◆ **EXERCISE DESCRIPTION**: Write out every line of the material below as a numbered list, skipping blank lines. Leave the pictures out of your answer.

◆ **DATA ENTRIES**:
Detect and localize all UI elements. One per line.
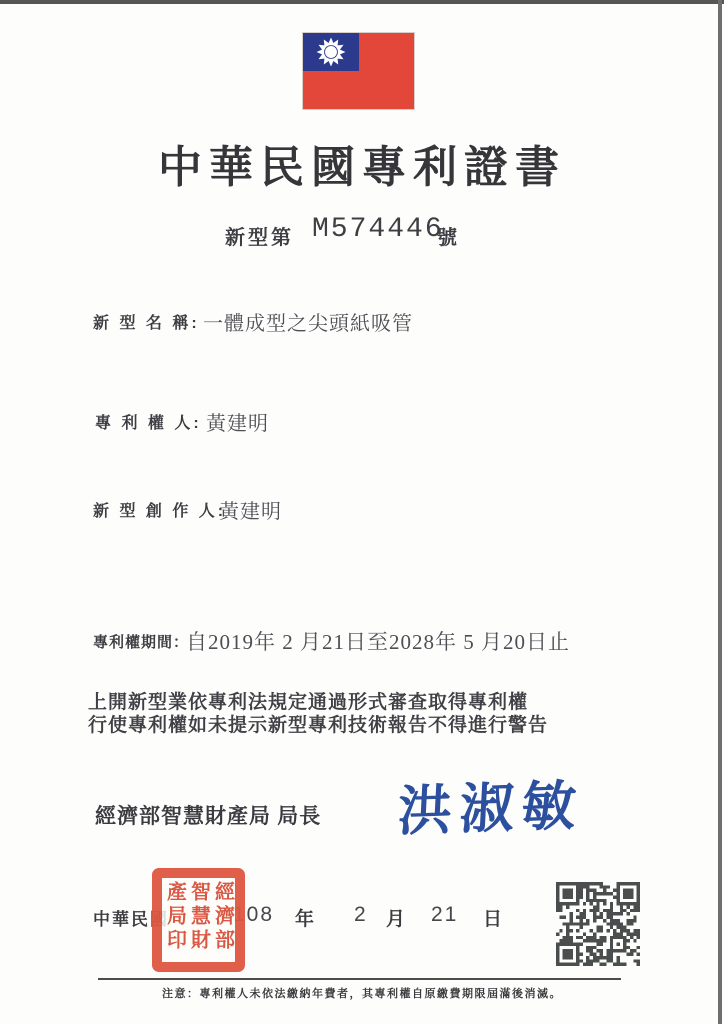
- patent-number-prefix: 新型第: [225, 221, 294, 250]
- seal-text: 經濟部智慧財產局印: [163, 881, 235, 959]
- field-label-patentee: 專 利 權 人:: [95, 410, 202, 433]
- tipo-red-seal-icon: 經濟部智慧財產局印: [152, 868, 245, 972]
- scan-top-edge: [0, 0, 724, 4]
- white-sun-icon: [314, 35, 348, 69]
- issuing-office-title: 經濟部智慧財產局 局長: [95, 800, 321, 830]
- patent-number: M574446: [312, 214, 444, 245]
- field-label-patent-term: 專利權期間：: [93, 631, 189, 652]
- director-general-signature: 洪淑敏: [396, 763, 586, 847]
- certificate-title: 中華民國專利證書: [0, 131, 724, 195]
- date-month-unit: 月: [386, 904, 405, 931]
- legal-statement-line1: 上開新型業依專利法規定通過形式審查取得專利權: [88, 691, 548, 714]
- patent-number-suffix: 號: [437, 221, 458, 250]
- date-year-unit: 年: [295, 904, 314, 931]
- field-value-patent-term: 自2019年 2 月21日至2028年 5 月20日止: [186, 626, 570, 656]
- field-label-utility-model-name: 新 型 名 稱:: [93, 310, 200, 333]
- qr-code-icon: [556, 882, 640, 966]
- date-day-unit: 日: [483, 904, 502, 931]
- field-value-utility-model-name: 一體成型之尖頭紙吸管: [203, 307, 413, 336]
- flag-canton: [303, 33, 359, 71]
- field-value-creator: 黃建明: [219, 495, 282, 524]
- field-value-patentee: 黃建明: [206, 407, 269, 436]
- taiwan-flag-icon: [303, 33, 414, 109]
- footer-note: 注意：專利權人未依法繳納年費者，其專利權自原繳費期限屆滿後消滅。: [0, 985, 724, 1001]
- legal-statement: 上開新型業依專利法規定通過形式審查取得專利權 行使專利權如未提示新型專利技術報告…: [88, 691, 548, 737]
- date-day-value: 21: [431, 903, 458, 927]
- footer-divider: [98, 978, 621, 980]
- legal-statement-line2: 行使專利權如未提示新型專利技術報告不得進行警告: [88, 714, 548, 737]
- field-label-creator: 新 型 創 作 人:: [93, 498, 226, 521]
- patent-certificate-page: 中華民國專利證書 新型第 M574446 號 新 型 名 稱: 一體成型之尖頭紙…: [0, 0, 724, 1024]
- date-month-value: 2: [354, 903, 368, 927]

◆ **FINISHED ANSWER**:
1. Detect and localize all UI elements. One per line.
2. - patent-number-prefix: 新型第: [225, 221, 294, 250]
3. - seal-text: 經濟部智慧財產局印: [163, 881, 235, 959]
4. - field-label-patentee: 專 利 權 人:: [95, 410, 202, 433]
5. - tipo-red-seal-icon: 經濟部智慧財產局印: [152, 868, 245, 972]
6. - scan-top-edge: [0, 0, 724, 4]
7. - white-sun-icon: [314, 35, 348, 69]
8. - issuing-office-title: 經濟部智慧財產局 局長: [95, 800, 321, 830]
9. - patent-number: M574446: [312, 214, 444, 245]
10. - field-label-patent-term: 專利權期間：: [93, 631, 189, 652]
11. - director-general-signature: 洪淑敏: [396, 763, 586, 847]
12. - certificate-title: 中華民國專利證書: [0, 131, 724, 195]
13. - date-month-unit: 月: [386, 904, 405, 931]
14. - legal-statement-line1: 上開新型業依專利法規定通過形式審查取得專利權: [88, 691, 548, 714]
15. - patent-number-suffix: 號: [437, 221, 458, 250]
16. - date-year-unit: 年: [295, 904, 314, 931]
17. - field-value-patent-term: 自2019年 2 月21日至2028年 5 月20日止: [186, 626, 570, 656]
18. - field-label-utility-model-name: 新 型 名 稱:: [93, 310, 200, 333]
19. - qr-code-icon: [556, 882, 640, 966]
20. - date-day-unit: 日: [483, 904, 502, 931]
21. - field-value-utility-model-name: 一體成型之尖頭紙吸管: [203, 307, 413, 336]
22. - flag-canton: [303, 33, 359, 71]
23. - field-value-creator: 黃建明: [219, 495, 282, 524]
24. - field-value-patentee: 黃建明: [206, 407, 269, 436]
25. - taiwan-flag-icon: [303, 33, 414, 109]
26. - footer-note: 注意：專利權人未依法繳納年費者，其專利權自原繳費期限屆滿後消滅。: [0, 985, 724, 1001]
27. - legal-statement: 上開新型業依專利法規定通過形式審查取得專利權 行使專利權如未提示新型專利技術報告…: [88, 691, 548, 737]
28. - date-day-value: 21: [431, 903, 458, 927]
29. - footer-divider: [98, 978, 621, 980]
30. - legal-statement-line2: 行使專利權如未提示新型專利技術報告不得進行警告: [88, 714, 548, 737]
31. - field-label-creator: 新 型 創 作 人:: [93, 498, 226, 521]
32. - patent-certificate-page: 中華民國專利證書 新型第 M574446 號 新 型 名 稱: 一體成型之尖頭紙…: [0, 0, 724, 1024]
33. - date-month-value: 2: [354, 903, 368, 927]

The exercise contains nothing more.